### What needs to be done
Count the lines of the records that contain the string "xlabel", treating uppercase and lowercase as different, and reply with only the number.

>> begin Raw records

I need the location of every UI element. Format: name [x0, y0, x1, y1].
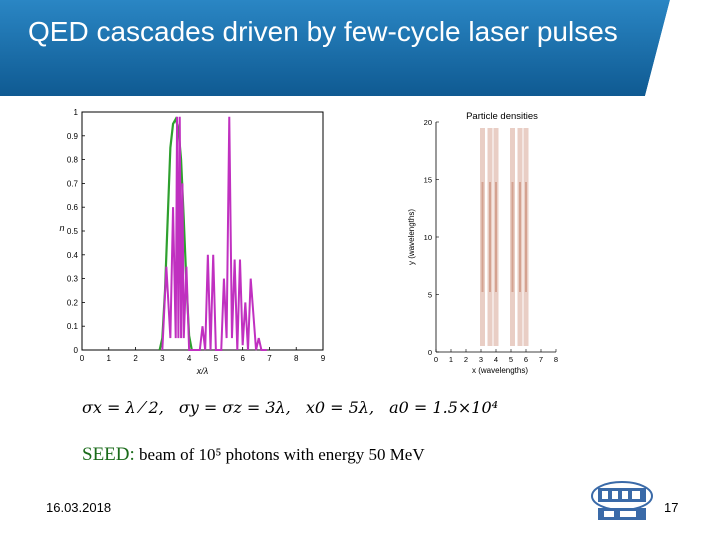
formula-sigma-yz: σy = σz = 3λ, [178, 398, 291, 417]
chart1-xtick-label: 8 [294, 354, 299, 363]
chart2-xtick-label: 8 [554, 355, 558, 364]
page-number: 17 [664, 500, 679, 515]
chart2-xtick-label: 4 [494, 355, 498, 364]
chart2-xtick-label: 1 [449, 355, 453, 364]
chart1-ytick-label: 1 [74, 108, 79, 117]
chart1-ylabel: n [59, 223, 64, 233]
formula: σx = λ ⁄ 2, σy = σz = 3λ, x0 = 5λ, a0 = … [82, 398, 508, 417]
chart2-density-band [480, 128, 485, 346]
chart2-xtick-label: 2 [464, 355, 468, 364]
chart2-ytick-label: 15 [424, 176, 432, 185]
seed-text: beam of 10⁵ photons with energy 50 MeV [139, 445, 425, 464]
formula-sigma-x: σx = λ ⁄ 2, [82, 398, 164, 417]
chart2-ytick-label: 0 [428, 348, 432, 357]
chart1-xtick-label: 0 [80, 354, 85, 363]
chart1-xtick-label: 3 [160, 354, 165, 363]
chart2-xtick-label: 7 [539, 355, 543, 364]
slide-header: QED cascades driven by few-cycle laser p… [0, 0, 720, 96]
institute-logo [590, 478, 654, 524]
chart2-density-band [523, 128, 529, 346]
formula-a0: a0 = 1.5×10⁴ [389, 398, 499, 417]
chart2-xtick-label: 6 [524, 355, 528, 364]
chart1-xtick-label: 2 [133, 354, 138, 363]
chart1-ytick-label: 0.8 [67, 156, 79, 165]
chart1-xlabel: x/λ [196, 366, 208, 376]
chart1-xtick-label: 5 [214, 354, 219, 363]
chart2-xtick-label: 5 [509, 355, 513, 364]
chart1-ytick-label: 0.2 [67, 298, 79, 307]
chart2-ytick-label: 5 [428, 291, 432, 300]
chart1-xtick-label: 7 [267, 354, 272, 363]
chart2-xtick-label: 3 [479, 355, 483, 364]
chart2-ytick-label: 10 [424, 233, 432, 242]
chart1-ytick-label: 0.1 [67, 322, 79, 331]
chart1-ytick-label: 0 [74, 346, 79, 355]
formula-x0: x0 = 5λ, [305, 398, 375, 417]
chart1-series-line [161, 116, 267, 351]
chart1-ytick-label: 0.6 [67, 203, 79, 212]
chart2-density-band [510, 128, 515, 346]
chart1-xtick-label: 6 [240, 354, 245, 363]
chart1-xtick-label: 1 [107, 354, 112, 363]
chart2-density-band [487, 128, 493, 346]
chart2-xlabel: x (wavelengths) [472, 366, 528, 375]
chart2-density-core [525, 182, 527, 292]
chart2-title: Particle densities [466, 111, 538, 122]
chart1-ytick-label: 0.7 [67, 179, 79, 188]
chart2-ytick-label: 20 [424, 118, 432, 127]
chart2-density-band [517, 128, 523, 346]
chart2-ylabel: y (wavelengths) [407, 209, 416, 265]
chart2-density-core [511, 182, 514, 292]
footer-date: 16.03.2018 [46, 500, 112, 515]
seed-line: SEED: beam of 10⁵ photons with energy 50… [82, 444, 425, 466]
chart1-ytick-label: 0.3 [67, 275, 79, 284]
header-background [0, 0, 720, 96]
chart1-xtick-label: 4 [187, 354, 192, 363]
seed-label: SEED: [82, 444, 135, 465]
chart1-ytick-label: 0.9 [67, 132, 79, 141]
chart2-xtick-label: 0 [434, 355, 438, 364]
chart2-density-core [519, 182, 521, 292]
chart1-xtick-label: 9 [321, 354, 326, 363]
chart1-ytick-label: 0.4 [67, 251, 79, 260]
chart1-frame [81, 111, 324, 351]
chart2-density-core [481, 182, 484, 292]
slide-title: QED cascades driven by few-cycle laser p… [28, 16, 618, 47]
chart1-ytick-label: 0.5 [67, 227, 79, 236]
chart2-density-core [489, 182, 491, 292]
chart2-density-core [495, 182, 497, 292]
chart2-density-band [493, 128, 499, 346]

>> end Raw records

### Solution below
2